#### Exercise objective:
Go through the material below and copy all lines with "this".

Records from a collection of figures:
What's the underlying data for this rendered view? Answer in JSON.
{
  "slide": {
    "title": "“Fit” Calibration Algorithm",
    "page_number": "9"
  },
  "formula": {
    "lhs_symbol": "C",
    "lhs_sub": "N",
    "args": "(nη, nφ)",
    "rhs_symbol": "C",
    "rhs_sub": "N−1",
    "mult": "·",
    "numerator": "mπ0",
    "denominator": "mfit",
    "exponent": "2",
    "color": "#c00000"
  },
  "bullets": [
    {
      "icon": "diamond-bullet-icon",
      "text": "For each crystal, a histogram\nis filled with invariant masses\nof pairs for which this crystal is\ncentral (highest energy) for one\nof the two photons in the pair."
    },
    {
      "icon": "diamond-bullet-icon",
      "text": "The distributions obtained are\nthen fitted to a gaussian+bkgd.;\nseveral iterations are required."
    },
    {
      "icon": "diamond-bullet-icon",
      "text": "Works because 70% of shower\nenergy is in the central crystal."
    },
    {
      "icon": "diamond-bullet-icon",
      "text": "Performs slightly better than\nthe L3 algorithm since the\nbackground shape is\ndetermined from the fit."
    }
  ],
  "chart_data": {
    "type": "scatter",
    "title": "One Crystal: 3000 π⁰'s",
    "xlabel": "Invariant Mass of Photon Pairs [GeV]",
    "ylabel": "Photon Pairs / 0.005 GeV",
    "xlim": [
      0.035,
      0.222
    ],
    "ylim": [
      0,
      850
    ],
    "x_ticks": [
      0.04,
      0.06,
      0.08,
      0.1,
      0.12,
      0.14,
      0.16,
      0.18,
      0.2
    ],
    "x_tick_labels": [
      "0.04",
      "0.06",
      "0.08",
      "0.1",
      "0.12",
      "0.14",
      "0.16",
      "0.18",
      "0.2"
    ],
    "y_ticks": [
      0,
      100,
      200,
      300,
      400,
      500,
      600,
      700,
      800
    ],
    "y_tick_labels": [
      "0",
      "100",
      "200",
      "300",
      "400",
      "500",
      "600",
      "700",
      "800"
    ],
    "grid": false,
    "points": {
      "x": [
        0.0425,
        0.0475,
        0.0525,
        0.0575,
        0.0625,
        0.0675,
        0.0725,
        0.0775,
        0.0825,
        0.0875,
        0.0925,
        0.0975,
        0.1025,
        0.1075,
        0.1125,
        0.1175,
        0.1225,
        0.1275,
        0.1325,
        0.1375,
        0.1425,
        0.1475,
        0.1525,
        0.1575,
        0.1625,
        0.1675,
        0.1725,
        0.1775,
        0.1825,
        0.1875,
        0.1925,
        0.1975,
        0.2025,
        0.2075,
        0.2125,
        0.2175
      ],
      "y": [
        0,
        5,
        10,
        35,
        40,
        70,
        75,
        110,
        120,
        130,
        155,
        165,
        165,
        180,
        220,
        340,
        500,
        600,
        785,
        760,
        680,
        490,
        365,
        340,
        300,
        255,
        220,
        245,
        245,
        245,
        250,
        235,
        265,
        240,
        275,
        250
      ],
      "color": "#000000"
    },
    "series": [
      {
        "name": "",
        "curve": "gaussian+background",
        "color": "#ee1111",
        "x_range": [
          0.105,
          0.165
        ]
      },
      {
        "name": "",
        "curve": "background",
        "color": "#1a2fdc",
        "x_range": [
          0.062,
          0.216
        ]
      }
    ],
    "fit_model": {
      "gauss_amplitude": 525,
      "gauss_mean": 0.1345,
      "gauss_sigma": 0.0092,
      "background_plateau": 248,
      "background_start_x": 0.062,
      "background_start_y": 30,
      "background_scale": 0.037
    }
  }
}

#### The reply:
What's the underlying data for this rendered view? Answer in JSON.
      "text": "For each crystal, a histogram\nis filled with invariant masses\nof pairs for which this crystal is\ncentral (highest energy) for one\nof the two photons in the pair."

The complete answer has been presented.